### [What is being asked]
Go through the material below and copy each line where the word "skolans" appears.

### [Supplied entries]

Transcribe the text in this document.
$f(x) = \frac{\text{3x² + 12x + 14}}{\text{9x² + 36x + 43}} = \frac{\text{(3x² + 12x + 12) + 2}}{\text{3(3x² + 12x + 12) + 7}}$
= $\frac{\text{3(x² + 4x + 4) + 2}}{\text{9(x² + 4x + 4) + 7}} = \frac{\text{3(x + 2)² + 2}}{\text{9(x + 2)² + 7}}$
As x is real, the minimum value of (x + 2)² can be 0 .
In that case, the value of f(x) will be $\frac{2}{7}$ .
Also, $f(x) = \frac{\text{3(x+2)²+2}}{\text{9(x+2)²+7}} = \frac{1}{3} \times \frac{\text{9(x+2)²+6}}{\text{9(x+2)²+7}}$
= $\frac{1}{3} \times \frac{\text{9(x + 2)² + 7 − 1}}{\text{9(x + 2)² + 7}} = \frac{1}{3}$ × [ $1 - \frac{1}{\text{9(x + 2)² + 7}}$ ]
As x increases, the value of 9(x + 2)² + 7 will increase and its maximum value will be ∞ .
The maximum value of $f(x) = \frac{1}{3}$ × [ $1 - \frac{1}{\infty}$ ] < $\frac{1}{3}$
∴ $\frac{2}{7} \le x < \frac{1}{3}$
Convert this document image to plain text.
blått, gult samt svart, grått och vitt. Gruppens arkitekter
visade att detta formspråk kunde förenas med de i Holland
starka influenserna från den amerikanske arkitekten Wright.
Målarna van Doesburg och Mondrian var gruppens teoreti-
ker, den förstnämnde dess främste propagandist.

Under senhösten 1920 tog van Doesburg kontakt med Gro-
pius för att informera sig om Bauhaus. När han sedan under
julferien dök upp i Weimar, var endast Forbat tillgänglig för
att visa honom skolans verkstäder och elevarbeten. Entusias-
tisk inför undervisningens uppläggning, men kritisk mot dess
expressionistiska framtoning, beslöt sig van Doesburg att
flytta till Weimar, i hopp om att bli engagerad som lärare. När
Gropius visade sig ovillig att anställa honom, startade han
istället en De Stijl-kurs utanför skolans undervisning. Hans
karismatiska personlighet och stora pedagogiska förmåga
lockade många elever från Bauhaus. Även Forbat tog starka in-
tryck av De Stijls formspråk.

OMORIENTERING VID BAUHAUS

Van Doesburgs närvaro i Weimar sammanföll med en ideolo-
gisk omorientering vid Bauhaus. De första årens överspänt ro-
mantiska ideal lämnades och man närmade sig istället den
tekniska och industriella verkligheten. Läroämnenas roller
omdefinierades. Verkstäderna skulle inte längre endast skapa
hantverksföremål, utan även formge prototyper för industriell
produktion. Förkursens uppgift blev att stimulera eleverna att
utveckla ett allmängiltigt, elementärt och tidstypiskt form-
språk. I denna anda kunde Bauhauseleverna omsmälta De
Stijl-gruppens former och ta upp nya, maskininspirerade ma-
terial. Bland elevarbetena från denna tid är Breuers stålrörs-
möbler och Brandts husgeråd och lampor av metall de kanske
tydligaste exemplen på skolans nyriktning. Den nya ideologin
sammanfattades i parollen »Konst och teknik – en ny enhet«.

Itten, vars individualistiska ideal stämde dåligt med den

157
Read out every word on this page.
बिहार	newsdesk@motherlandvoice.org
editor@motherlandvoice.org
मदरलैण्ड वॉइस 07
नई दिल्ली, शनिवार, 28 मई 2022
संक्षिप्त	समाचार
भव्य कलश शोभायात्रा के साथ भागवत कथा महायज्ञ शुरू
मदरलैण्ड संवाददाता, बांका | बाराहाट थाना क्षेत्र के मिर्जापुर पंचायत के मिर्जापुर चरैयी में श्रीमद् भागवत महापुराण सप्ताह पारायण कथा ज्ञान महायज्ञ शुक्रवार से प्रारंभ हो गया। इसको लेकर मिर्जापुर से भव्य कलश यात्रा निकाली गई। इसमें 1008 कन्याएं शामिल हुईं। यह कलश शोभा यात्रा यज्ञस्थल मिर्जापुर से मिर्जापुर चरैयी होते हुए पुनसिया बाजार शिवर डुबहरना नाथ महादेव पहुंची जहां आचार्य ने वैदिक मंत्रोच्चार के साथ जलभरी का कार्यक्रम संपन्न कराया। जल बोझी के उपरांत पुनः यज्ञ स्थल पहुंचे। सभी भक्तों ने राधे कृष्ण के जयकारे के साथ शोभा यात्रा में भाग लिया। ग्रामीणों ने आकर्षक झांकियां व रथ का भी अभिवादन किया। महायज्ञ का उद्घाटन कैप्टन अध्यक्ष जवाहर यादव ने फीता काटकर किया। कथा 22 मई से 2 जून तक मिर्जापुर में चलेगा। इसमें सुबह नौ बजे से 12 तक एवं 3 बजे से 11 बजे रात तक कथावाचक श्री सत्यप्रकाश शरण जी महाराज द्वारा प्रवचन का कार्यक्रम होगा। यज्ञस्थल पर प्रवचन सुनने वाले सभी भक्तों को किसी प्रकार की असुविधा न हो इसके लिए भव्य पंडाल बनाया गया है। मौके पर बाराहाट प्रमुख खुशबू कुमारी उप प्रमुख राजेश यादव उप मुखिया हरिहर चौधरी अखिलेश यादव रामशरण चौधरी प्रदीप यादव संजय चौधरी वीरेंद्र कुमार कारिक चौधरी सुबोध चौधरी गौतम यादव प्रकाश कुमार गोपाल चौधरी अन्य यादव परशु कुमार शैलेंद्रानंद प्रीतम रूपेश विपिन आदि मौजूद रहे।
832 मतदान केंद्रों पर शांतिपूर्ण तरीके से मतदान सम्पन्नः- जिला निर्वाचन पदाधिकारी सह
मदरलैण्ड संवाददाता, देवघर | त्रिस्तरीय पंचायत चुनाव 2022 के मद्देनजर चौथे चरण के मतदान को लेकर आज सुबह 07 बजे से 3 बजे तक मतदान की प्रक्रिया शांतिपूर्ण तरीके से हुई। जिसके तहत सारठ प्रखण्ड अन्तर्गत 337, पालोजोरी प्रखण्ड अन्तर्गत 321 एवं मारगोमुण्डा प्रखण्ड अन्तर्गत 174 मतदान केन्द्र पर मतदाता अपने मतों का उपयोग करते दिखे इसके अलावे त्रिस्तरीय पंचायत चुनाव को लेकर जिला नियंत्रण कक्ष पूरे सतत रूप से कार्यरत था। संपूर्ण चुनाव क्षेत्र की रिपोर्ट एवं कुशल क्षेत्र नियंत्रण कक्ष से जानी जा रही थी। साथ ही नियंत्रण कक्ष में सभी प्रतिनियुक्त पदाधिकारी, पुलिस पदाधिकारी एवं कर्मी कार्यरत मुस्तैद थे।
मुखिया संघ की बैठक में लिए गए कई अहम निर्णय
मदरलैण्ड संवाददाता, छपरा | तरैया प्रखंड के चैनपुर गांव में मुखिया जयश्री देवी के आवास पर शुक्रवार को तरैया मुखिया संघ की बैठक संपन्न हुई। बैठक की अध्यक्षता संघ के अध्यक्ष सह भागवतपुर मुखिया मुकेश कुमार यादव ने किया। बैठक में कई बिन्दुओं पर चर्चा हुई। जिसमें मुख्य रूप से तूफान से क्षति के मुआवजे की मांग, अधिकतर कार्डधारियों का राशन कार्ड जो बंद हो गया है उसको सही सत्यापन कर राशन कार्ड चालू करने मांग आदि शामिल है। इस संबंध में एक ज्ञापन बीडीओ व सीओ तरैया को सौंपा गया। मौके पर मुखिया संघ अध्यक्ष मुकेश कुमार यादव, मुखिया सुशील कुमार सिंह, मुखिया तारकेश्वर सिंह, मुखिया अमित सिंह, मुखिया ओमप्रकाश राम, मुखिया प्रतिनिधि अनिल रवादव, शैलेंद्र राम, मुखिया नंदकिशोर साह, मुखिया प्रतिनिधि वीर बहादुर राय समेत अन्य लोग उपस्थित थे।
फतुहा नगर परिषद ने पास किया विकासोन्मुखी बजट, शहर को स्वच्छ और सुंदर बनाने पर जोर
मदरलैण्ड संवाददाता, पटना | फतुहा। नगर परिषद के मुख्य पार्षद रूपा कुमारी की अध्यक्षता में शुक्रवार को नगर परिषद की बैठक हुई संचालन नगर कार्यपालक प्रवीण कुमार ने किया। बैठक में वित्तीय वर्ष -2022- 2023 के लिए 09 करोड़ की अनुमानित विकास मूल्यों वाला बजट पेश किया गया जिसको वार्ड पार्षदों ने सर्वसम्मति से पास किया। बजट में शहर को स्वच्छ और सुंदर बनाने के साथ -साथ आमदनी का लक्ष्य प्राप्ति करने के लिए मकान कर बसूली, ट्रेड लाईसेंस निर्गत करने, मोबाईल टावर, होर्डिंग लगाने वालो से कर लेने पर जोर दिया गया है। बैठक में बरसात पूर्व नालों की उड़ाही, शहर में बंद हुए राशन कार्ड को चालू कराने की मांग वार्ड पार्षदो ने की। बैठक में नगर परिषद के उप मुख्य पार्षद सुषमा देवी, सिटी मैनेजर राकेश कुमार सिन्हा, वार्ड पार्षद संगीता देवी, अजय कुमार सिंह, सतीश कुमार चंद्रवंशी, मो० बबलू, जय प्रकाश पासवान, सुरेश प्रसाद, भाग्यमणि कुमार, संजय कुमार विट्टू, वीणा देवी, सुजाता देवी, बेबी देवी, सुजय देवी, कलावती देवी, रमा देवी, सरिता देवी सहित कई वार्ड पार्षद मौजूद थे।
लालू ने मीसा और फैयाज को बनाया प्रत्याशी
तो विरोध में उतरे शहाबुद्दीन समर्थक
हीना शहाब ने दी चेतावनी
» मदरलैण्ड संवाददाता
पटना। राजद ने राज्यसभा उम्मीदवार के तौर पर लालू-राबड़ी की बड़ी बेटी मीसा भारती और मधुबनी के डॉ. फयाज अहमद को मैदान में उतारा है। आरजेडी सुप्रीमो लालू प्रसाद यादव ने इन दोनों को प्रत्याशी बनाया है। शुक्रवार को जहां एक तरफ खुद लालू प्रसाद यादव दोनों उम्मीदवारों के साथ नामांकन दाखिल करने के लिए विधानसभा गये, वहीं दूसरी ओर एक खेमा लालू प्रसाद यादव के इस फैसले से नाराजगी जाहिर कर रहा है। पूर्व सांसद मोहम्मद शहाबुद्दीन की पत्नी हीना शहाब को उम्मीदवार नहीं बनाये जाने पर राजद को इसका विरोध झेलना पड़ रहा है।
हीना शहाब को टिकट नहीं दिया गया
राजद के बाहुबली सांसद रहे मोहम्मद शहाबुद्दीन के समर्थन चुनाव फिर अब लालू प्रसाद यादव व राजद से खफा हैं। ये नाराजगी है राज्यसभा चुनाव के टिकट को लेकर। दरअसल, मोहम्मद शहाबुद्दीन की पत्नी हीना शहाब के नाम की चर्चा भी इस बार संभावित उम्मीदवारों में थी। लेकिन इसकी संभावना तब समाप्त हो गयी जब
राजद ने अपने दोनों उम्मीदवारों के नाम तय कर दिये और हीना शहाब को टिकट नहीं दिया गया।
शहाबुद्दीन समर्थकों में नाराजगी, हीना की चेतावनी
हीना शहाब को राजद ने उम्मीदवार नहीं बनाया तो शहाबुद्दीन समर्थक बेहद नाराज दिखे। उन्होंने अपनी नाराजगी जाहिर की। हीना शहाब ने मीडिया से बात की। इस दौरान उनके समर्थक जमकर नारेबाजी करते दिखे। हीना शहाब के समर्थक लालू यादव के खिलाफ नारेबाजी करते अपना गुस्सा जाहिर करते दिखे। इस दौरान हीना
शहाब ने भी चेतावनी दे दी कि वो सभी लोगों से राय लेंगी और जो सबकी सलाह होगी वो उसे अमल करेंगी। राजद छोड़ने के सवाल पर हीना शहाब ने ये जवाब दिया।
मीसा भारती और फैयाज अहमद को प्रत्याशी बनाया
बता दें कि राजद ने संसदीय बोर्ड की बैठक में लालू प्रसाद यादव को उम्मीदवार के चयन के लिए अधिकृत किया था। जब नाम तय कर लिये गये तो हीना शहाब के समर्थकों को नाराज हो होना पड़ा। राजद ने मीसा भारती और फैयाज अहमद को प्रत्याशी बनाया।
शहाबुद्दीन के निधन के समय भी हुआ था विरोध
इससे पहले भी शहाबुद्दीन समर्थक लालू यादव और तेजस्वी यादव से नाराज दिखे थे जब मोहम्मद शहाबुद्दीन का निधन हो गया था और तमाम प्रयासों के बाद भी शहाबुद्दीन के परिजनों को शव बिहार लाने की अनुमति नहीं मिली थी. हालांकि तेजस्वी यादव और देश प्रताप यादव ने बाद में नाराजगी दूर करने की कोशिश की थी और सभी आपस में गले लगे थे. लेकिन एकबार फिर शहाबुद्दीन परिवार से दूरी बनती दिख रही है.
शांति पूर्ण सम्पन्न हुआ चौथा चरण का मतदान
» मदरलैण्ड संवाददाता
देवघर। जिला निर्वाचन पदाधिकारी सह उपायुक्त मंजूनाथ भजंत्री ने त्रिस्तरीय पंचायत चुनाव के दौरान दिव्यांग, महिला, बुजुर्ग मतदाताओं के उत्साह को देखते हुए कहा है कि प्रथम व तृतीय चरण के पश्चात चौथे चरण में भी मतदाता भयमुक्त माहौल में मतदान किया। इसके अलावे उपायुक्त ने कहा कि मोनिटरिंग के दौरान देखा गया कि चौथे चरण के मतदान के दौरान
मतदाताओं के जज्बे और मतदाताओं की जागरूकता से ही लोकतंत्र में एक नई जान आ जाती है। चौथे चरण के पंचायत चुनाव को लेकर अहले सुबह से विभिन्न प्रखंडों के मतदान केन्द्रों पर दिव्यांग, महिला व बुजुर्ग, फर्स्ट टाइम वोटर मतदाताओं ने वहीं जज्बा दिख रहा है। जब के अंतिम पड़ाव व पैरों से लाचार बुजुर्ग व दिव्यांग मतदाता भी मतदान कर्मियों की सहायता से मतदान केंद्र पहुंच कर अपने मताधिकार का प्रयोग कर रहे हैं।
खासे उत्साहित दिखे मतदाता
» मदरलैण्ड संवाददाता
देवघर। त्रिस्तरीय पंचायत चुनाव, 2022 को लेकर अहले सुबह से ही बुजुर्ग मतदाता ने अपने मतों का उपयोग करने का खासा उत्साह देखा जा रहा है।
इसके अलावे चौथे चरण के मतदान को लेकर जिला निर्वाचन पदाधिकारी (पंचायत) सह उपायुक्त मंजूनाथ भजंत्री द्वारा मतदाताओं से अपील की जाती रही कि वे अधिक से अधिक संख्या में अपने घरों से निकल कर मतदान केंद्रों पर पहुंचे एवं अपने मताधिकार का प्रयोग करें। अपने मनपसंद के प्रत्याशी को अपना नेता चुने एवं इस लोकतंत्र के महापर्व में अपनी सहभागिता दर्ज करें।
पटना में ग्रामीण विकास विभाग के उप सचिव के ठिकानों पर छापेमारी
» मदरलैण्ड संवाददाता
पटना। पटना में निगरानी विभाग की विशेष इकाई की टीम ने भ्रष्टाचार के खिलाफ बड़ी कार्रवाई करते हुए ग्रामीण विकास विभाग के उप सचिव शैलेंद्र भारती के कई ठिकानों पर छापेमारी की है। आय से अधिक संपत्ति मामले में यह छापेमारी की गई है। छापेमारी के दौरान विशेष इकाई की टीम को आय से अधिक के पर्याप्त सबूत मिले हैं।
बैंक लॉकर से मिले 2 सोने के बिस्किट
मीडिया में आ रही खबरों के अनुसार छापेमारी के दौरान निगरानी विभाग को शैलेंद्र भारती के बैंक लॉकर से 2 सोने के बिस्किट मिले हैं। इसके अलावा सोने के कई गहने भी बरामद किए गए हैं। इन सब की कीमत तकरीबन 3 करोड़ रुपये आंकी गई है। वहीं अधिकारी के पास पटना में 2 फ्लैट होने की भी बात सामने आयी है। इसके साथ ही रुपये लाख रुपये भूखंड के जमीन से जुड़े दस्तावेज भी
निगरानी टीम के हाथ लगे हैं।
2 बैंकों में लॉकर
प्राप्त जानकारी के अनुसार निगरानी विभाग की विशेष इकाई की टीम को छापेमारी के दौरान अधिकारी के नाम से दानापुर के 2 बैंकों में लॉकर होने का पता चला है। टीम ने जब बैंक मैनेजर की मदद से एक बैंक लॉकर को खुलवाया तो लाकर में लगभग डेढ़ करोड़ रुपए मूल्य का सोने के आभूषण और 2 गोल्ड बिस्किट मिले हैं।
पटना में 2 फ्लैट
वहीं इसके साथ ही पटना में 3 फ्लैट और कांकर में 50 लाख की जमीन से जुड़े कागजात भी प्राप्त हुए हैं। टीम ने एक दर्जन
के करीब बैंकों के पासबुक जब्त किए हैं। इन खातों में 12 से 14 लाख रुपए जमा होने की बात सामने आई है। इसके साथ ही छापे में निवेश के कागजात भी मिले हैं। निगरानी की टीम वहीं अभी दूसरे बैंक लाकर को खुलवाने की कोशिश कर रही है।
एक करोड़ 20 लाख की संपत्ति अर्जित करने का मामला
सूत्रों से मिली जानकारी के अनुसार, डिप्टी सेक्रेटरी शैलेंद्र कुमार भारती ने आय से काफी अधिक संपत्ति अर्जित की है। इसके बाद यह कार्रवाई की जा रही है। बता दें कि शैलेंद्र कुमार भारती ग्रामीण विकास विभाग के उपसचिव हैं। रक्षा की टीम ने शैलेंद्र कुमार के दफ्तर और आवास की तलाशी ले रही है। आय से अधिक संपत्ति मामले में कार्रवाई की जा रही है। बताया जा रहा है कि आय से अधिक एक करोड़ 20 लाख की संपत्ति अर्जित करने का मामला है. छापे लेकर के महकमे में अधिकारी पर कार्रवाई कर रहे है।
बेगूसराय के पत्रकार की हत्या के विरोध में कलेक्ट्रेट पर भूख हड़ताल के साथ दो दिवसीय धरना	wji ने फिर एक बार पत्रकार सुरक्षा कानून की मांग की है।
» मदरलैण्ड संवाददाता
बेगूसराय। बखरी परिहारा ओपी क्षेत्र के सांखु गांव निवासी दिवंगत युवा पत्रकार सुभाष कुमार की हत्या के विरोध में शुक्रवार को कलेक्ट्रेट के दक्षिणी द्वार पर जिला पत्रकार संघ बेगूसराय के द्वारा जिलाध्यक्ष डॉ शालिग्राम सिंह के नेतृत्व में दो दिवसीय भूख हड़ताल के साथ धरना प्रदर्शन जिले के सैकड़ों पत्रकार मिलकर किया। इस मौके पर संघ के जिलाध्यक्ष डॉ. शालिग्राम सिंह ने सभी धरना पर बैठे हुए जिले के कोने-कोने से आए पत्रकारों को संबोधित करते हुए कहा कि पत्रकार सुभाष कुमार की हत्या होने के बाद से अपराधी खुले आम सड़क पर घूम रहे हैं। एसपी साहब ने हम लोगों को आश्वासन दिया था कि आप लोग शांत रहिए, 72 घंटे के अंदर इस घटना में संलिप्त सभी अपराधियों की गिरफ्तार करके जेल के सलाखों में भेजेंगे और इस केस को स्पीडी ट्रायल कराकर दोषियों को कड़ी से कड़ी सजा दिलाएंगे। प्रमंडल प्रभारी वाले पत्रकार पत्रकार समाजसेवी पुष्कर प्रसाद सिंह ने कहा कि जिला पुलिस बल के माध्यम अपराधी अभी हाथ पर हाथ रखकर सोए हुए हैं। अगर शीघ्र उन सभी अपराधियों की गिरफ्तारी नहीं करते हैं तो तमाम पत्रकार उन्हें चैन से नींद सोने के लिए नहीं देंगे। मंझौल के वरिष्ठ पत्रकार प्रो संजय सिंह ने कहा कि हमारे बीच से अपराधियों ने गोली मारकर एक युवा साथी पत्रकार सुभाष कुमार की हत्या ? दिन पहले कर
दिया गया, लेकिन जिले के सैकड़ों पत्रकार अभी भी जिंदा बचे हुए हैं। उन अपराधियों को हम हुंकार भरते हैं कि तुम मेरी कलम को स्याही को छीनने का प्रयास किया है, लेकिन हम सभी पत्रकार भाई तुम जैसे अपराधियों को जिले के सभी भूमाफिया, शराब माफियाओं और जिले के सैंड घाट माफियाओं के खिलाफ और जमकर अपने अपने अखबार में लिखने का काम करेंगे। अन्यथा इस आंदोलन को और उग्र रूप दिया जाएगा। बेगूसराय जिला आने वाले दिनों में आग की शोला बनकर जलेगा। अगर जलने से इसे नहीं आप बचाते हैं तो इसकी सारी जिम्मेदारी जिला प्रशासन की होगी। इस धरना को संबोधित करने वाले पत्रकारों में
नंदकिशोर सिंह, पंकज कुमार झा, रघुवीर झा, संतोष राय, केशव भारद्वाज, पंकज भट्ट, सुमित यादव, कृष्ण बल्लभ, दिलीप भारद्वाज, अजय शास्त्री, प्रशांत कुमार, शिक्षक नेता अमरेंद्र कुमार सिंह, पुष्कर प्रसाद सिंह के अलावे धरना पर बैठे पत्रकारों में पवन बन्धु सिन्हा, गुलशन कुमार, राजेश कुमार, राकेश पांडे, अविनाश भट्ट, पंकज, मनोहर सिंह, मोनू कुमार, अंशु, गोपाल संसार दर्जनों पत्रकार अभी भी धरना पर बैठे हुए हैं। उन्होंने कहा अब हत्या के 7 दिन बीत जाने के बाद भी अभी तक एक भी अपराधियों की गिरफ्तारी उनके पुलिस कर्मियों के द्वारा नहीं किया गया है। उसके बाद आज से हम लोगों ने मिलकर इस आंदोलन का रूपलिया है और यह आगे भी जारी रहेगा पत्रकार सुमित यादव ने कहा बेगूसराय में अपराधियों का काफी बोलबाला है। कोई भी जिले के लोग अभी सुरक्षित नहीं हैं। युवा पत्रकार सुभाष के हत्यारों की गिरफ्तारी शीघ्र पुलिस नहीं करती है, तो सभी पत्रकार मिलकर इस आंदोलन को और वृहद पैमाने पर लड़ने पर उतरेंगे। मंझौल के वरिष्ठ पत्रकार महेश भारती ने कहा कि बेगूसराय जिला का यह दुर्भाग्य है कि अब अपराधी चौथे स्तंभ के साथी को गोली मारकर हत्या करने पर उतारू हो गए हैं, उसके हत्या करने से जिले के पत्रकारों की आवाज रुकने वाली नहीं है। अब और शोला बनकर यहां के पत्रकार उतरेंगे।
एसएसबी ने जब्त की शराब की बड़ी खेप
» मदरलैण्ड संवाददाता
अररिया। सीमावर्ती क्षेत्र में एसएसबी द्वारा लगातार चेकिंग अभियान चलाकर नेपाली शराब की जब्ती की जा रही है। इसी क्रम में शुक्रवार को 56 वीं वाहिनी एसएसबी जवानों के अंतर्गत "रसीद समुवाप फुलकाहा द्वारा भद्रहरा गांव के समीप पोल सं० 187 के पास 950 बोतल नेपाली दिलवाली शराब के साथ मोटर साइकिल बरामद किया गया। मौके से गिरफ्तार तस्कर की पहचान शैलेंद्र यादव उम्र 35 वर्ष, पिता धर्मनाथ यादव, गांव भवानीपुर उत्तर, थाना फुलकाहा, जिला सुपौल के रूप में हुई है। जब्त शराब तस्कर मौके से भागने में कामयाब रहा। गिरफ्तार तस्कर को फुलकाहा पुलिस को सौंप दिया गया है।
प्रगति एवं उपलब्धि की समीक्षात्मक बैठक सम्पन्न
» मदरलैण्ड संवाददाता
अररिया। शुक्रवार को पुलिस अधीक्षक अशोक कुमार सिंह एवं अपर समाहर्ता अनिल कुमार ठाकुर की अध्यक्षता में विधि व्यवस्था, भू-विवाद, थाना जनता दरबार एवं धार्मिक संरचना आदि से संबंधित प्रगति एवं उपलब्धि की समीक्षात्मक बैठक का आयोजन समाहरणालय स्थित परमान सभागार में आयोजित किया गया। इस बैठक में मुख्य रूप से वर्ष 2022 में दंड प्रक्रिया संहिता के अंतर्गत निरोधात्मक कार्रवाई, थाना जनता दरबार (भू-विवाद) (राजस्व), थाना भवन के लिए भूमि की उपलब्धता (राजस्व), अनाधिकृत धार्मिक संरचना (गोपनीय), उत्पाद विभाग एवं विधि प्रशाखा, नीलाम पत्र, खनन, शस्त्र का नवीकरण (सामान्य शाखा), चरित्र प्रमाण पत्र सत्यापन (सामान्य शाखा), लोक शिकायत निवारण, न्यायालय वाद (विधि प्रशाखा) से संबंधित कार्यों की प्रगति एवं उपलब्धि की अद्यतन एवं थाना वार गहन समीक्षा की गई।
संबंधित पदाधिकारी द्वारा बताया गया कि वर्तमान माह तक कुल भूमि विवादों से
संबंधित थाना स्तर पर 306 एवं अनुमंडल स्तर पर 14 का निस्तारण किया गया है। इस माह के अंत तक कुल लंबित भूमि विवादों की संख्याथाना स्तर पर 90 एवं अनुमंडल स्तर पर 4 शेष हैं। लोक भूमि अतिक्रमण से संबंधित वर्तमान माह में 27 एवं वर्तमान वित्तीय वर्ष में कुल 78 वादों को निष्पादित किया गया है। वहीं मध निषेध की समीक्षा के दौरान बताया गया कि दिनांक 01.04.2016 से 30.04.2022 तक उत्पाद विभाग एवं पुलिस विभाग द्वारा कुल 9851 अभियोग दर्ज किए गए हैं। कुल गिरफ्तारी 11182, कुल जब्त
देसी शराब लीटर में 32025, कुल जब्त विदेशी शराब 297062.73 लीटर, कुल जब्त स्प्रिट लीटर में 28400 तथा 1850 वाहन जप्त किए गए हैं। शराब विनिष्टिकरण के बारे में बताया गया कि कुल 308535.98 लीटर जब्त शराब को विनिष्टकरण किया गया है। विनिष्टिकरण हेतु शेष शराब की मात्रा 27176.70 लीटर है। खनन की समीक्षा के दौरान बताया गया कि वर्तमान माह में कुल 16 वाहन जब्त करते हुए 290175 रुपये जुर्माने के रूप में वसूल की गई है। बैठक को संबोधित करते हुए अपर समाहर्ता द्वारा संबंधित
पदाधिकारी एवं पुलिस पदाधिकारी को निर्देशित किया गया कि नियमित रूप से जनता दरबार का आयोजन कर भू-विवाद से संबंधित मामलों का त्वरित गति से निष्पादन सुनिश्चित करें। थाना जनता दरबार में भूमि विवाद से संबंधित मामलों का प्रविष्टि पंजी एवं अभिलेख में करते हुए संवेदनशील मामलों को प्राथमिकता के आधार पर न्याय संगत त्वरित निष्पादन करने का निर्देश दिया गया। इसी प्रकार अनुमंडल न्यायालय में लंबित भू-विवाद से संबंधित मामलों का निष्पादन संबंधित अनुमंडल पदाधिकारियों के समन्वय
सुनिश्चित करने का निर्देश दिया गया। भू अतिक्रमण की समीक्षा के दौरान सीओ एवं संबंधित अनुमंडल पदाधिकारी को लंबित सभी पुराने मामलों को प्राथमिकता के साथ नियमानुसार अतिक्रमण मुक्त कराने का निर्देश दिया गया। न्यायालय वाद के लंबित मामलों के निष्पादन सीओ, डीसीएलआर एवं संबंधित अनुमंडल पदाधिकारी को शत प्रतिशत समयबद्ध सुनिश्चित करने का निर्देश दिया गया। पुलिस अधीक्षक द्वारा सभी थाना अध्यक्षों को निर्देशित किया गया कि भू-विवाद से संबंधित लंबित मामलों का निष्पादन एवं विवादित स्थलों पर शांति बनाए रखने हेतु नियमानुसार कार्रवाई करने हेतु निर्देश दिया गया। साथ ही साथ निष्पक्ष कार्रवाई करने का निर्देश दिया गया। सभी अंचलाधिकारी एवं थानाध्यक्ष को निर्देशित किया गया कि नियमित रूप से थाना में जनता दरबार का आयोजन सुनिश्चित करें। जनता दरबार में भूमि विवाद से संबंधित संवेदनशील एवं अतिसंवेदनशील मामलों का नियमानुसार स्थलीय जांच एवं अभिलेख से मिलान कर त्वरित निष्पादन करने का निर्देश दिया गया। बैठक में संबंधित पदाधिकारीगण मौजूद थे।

### [The solution]
att visa honom skolans verkstäder och elevarbeten. Entusias-
istället en De Stijl-kurs utanför skolans undervisning. Hans
tydligaste exemplen på skolans nyriktning. Den nya ideologin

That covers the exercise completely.